## [EXTRACTED DATA]
┌──

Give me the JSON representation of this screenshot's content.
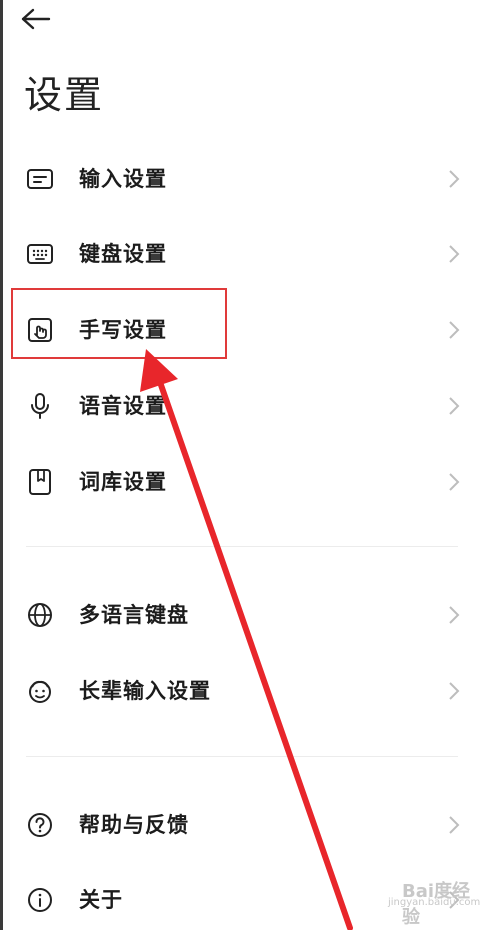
{
  "header": {
    "back_icon": "arrow-left-icon",
    "title": "设置"
  },
  "menu": {
    "group1": [
      {
        "label": "输入设置",
        "icon": "input-settings-icon"
      },
      {
        "label": "键盘设置",
        "icon": "keyboard-icon"
      },
      {
        "label": "手写设置",
        "icon": "handwriting-icon"
      },
      {
        "label": "语音设置",
        "icon": "microphone-icon"
      },
      {
        "label": "词库设置",
        "icon": "dictionary-icon"
      }
    ],
    "group2": [
      {
        "label": "多语言键盘",
        "icon": "globe-icon"
      },
      {
        "label": "长辈输入设置",
        "icon": "elder-face-icon"
      }
    ],
    "group3": [
      {
        "label": "帮助与反馈",
        "icon": "help-icon"
      },
      {
        "label": "关于",
        "icon": "info-icon"
      }
    ]
  },
  "annotation": {
    "highlight_color": "#e03a3a",
    "arrow_color": "#e8262b"
  },
  "watermark": {
    "text": "Bai度经验",
    "sub": "jingyan.baidu.com"
  }
}
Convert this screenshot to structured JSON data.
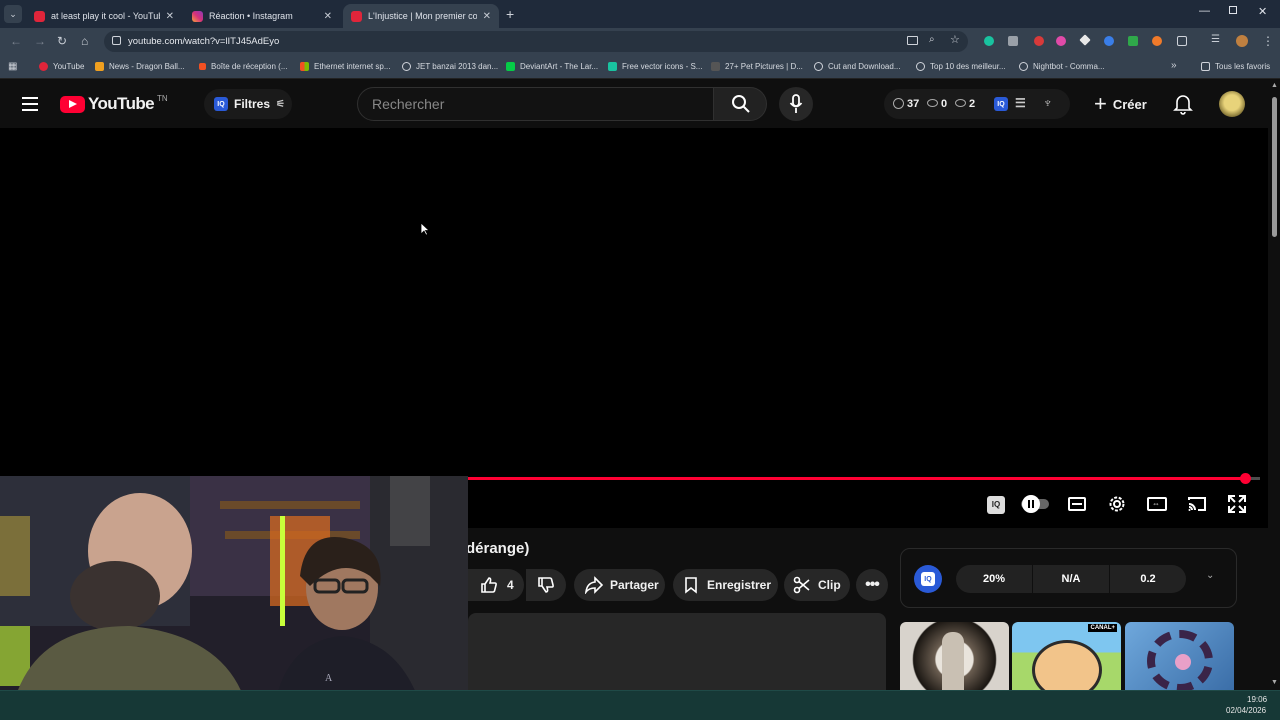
{
  "browser": {
    "tabs": [
      {
        "title": "at least play it cool - YouTube",
        "color": "#e0253a"
      },
      {
        "title": "Réaction • Instagram",
        "color": "#d6317a"
      },
      {
        "title": "L'Injustice | Mon premier court",
        "color": "#e0253a"
      }
    ],
    "url": "youtube.com/watch?v=lITJ45AdEyo",
    "bookmarks": [
      "YouTube",
      "News - Dragon Ball...",
      "Boîte de réception (...",
      "Ethernet internet sp...",
      "JET banzai 2013 dan...",
      "DeviantArt - The Lar...",
      "Free vector icons - S...",
      "27+ Pet Pictures | D...",
      "Cut and Download...",
      "Top 10 des meilleur...",
      "Nightbot - Comma..."
    ],
    "all_bookmarks": "Tous les favoris"
  },
  "youtube": {
    "logo_text": "YouTube",
    "country_code": "TN",
    "filters_label": "Filtres",
    "iq_badge": "IQ",
    "search_placeholder": "Rechercher",
    "stats": {
      "clock": "37",
      "views": "0",
      "eye": "2"
    },
    "create_label": "Créer"
  },
  "video": {
    "title_fragment": "dérange)",
    "likes": "4",
    "share_label": "Partager",
    "save_label": "Enregistrer",
    "clip_label": "Clip",
    "progress_fraction": 0.98
  },
  "iq_panel": {
    "badge": "IQ",
    "metric1": "20%",
    "metric2": "N/A",
    "metric3": "0.2"
  },
  "recommendations": {
    "thumb2_badge": "CANAL+"
  },
  "taskbar": {
    "time": "19:06",
    "date": "02/04/2026"
  }
}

└──

## [GIVEN EXERCISE]
Transcribe the listing in full and omit the pictures.

## [CORRECT RESULT]
Give me the JSON representation of this screenshot's content.
{
  "header": {
    "back_icon": "arrow-left-icon",
    "title": "设置"
  },
  "menu": {
    "group1": [
      {
        "label": "输入设置",
        "icon": "input-settings-icon"
      },
      {
        "label": "键盘设置",
        "icon": "keyboard-icon"
      },
      {
        "label": "手写设置",
        "icon": "handwriting-icon"
      },
      {
        "label": "语音设置",
        "icon": "microphone-icon"
      },
      {
        "label": "词库设置",
        "icon": "dictionary-icon"
      }
    ],
    "group2": [
      {
        "label": "多语言键盘",
        "icon": "globe-icon"
      },
      {
        "label": "长辈输入设置",
        "icon": "elder-face-icon"
      }
    ],
    "group3": [
      {
        "label": "帮助与反馈",
        "icon": "help-icon"
      },
      {
        "label": "关于",
        "icon": "info-icon"
      }
    ]
  },
  "annotation": {
    "highlight_color": "#e03a3a",
    "arrow_color": "#e8262b"
  },
  "watermark": {
    "text": "Bai度经验",
    "sub": "jingyan.baidu.com"
  }
}
Convert this screenshot to structured JSON data.
{
  "browser": {
    "tabs": [
      {
        "title": "at least play it cool - YouTube",
        "color": "#e0253a"
      },
      {
        "title": "Réaction • Instagram",
        "color": "#d6317a"
      },
      {
        "title": "L'Injustice | Mon premier court",
        "color": "#e0253a"
      }
    ],
    "url": "youtube.com/watch?v=lITJ45AdEyo",
    "bookmarks": [
      "YouTube",
      "News - Dragon Ball...",
      "Boîte de réception (...",
      "Ethernet internet sp...",
      "JET banzai 2013 dan...",
      "DeviantArt - The Lar...",
      "Free vector icons - S...",
      "27+ Pet Pictures | D...",
      "Cut and Download...",
      "Top 10 des meilleur...",
      "Nightbot - Comma..."
    ],
    "all_bookmarks": "Tous les favoris"
  },
  "youtube": {
    "logo_text": "YouTube",
    "country_code": "TN",
    "filters_label": "Filtres",
    "iq_badge": "IQ",
    "search_placeholder": "Rechercher",
    "stats": {
      "clock": "37",
      "views": "0",
      "eye": "2"
    },
    "create_label": "Créer"
  },
  "video": {
    "title_fragment": "dérange)",
    "likes": "4",
    "share_label": "Partager",
    "save_label": "Enregistrer",
    "clip_label": "Clip",
    "progress_fraction": 0.98
  },
  "iq_panel": {
    "badge": "IQ",
    "metric1": "20%",
    "metric2": "N/A",
    "metric3": "0.2"
  },
  "recommendations": {
    "thumb2_badge": "CANAL+"
  },
  "taskbar": {
    "time": "19:06",
    "date": "02/04/2026"
  }
}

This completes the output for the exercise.